(Some records)
* begin *

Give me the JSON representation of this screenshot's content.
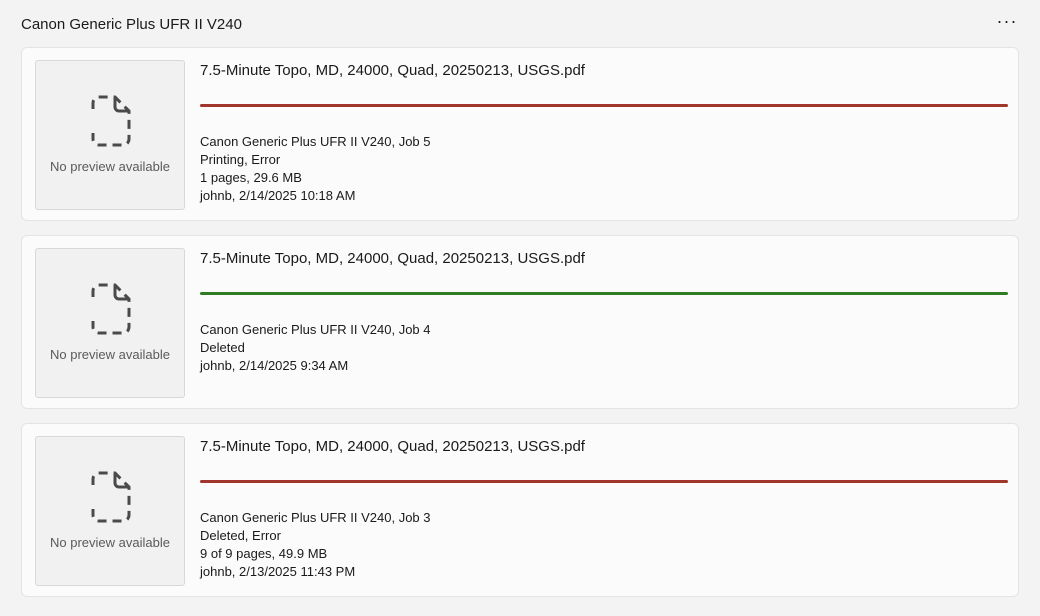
{
  "header": {
    "title": "Canon Generic Plus UFR II V240",
    "more_label": "···"
  },
  "jobs": [
    {
      "file_name": "7.5-Minute Topo, MD, 24000, Quad, 20250213, USGS.pdf",
      "preview_text": "No preview available",
      "status_color": "#a1342b",
      "printer_job": "Canon Generic Plus UFR II V240, Job 5",
      "status": "Printing, Error",
      "pages_size": "1 pages, 29.6 MB",
      "owner_time": "johnb, 2/14/2025 10:18 AM"
    },
    {
      "file_name": "7.5-Minute Topo, MD, 24000, Quad, 20250213, USGS.pdf",
      "preview_text": "No preview available",
      "status_color": "#2e7d22",
      "printer_job": "Canon Generic Plus UFR II V240, Job 4",
      "status": "Deleted",
      "owner_time": "johnb, 2/14/2025 9:34 AM"
    },
    {
      "file_name": "7.5-Minute Topo, MD, 24000, Quad, 20250213, USGS.pdf",
      "preview_text": "No preview available",
      "status_color": "#a1342b",
      "printer_job": "Canon Generic Plus UFR II V240, Job 3",
      "status": "Deleted, Error",
      "pages_size": "9 of 9 pages, 49.9 MB",
      "owner_time": "johnb, 2/13/2025 11:43 PM"
    }
  ]
}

* end *

Task to carry out: Report all lines of the data above that include the string "Error".

Written answer:
      "status": "Printing, Error",
      "status": "Deleted, Error",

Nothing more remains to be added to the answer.